Type out the complete listing below word for word, without its pictures.
━━━ Stored rows
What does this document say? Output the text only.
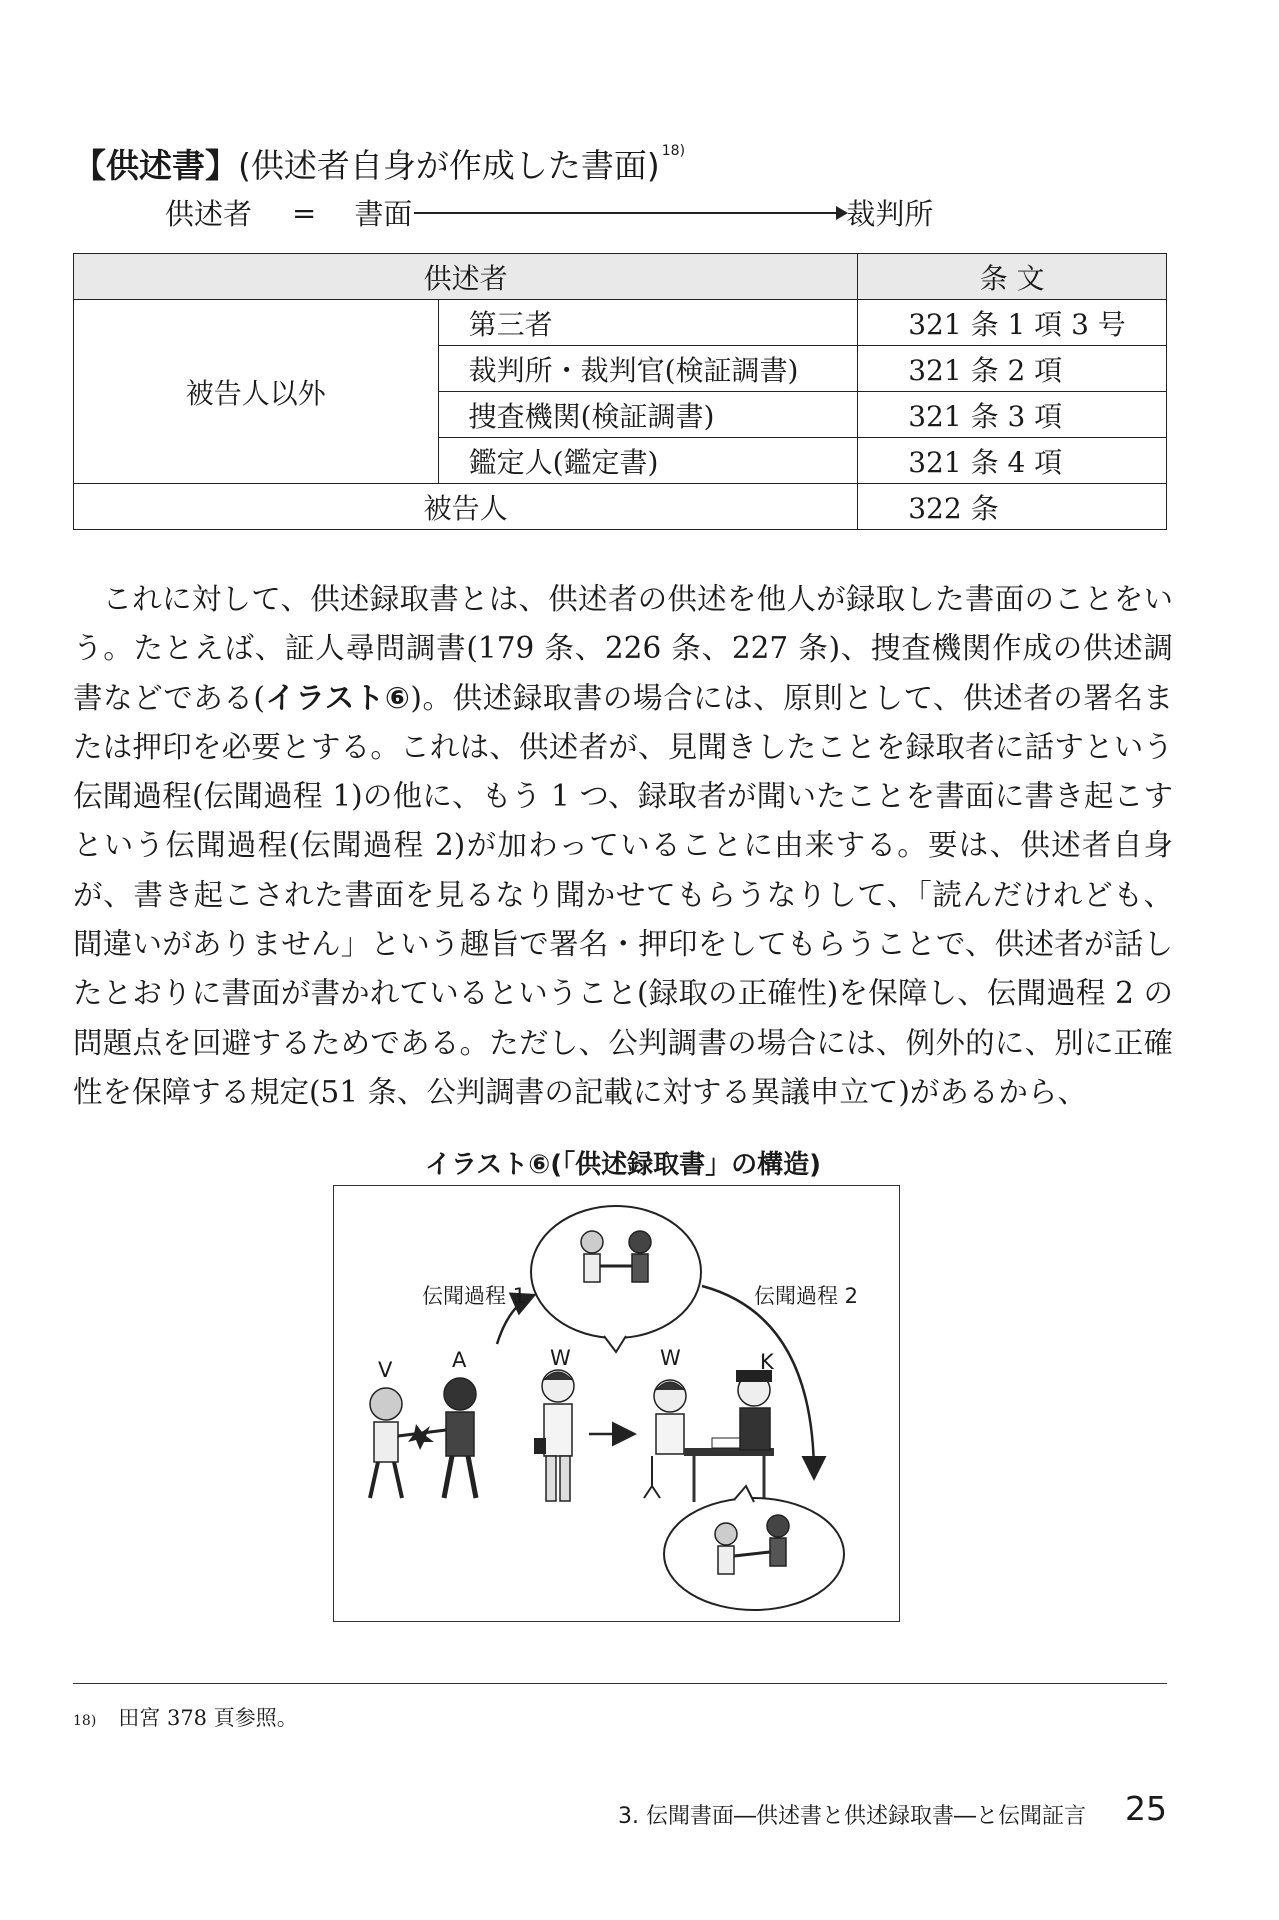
【供述書】(供述者自身が作成した書面) $^{18)}$
供述者 = 書面	裁判所
供述者		条 文
被告人以外	第三者	321 条 1 項 3 号
	裁判所・裁判官(検証調書)	321 条 2 項
	捜査機関(検証調書)	321 条 3 項
	鑑定人(鑑定書)	321 条 4 項
被告人		322 条

これに対して、供述録取書とは、供述者の供述を他人が録取した書面のことをいう。たとえば、証人尋問調書(179 条、226 条、227 条)、捜査機関作成の供述調書などである(イラスト⑥)。供述録取書の場合には、原則として、供述者の署名または押印を必要とする。これは、供述者が、見聞きしたことを録取者に話すという伝聞過程(伝聞過程 1)の他に、もう 1 つ、録取者が聞いたことを書面に書き起こすという伝聞過程(伝聞過程 2)が加わっていることに由来する。要は、供述者自身が、書き起こされた書面を見るなり聞かせてもらうなりして、「読んだけれども、間違いがありません」という趣旨で署名・押印をしてもらうことで、供述者が話したとおりに書面が書かれているということ(録取の正確性)を保障し、伝聞過程 2 の問題点を回避するためである。ただし、公判調書の場合には、例外的に、別に正確性を保障する規定(51 条、公判調書の記載に対する異議申立て)があるから、

イラスト⑥(「供述録取書」の構造)
伝聞過程 1	伝聞過程 2
V	A	W	W	K
18) 田宮 378 頁参照。
3. 伝聞書面―供述書と供述録取書―と伝聞証言 25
━━━━━━
Final result ->
What does this document say? Output the text only.
【供述書】(供述者自身が作成した書面) $^{18)}$
供述者 = 書面	裁判所
供述者		条 文
被告人以外	第三者	321 条 1 項 3 号
	裁判所・裁判官(検証調書)	321 条 2 項
	捜査機関(検証調書)	321 条 3 項
	鑑定人(鑑定書)	321 条 4 項
被告人		322 条

これに対して、供述録取書とは、供述者の供述を他人が録取した書面のことをいう。たとえば、証人尋問調書(179 条、226 条、227 条)、捜査機関作成の供述調書などである(イラスト⑥)。供述録取書の場合には、原則として、供述者の署名または押印を必要とする。これは、供述者が、見聞きしたことを録取者に話すという伝聞過程(伝聞過程 1)の他に、もう 1 つ、録取者が聞いたことを書面に書き起こすという伝聞過程(伝聞過程 2)が加わっていることに由来する。要は、供述者自身が、書き起こされた書面を見るなり聞かせてもらうなりして、「読んだけれども、間違いがありません」という趣旨で署名・押印をしてもらうことで、供述者が話したとおりに書面が書かれているということ(録取の正確性)を保障し、伝聞過程 2 の問題点を回避するためである。ただし、公判調書の場合には、例外的に、別に正確性を保障する規定(51 条、公判調書の記載に対する異議申立て)があるから、

イラスト⑥(「供述録取書」の構造)
伝聞過程 1	伝聞過程 2
V	A	W	W	K
18) 田宮 378 頁参照。
3. 伝聞書面―供述書と供述録取書―と伝聞証言 25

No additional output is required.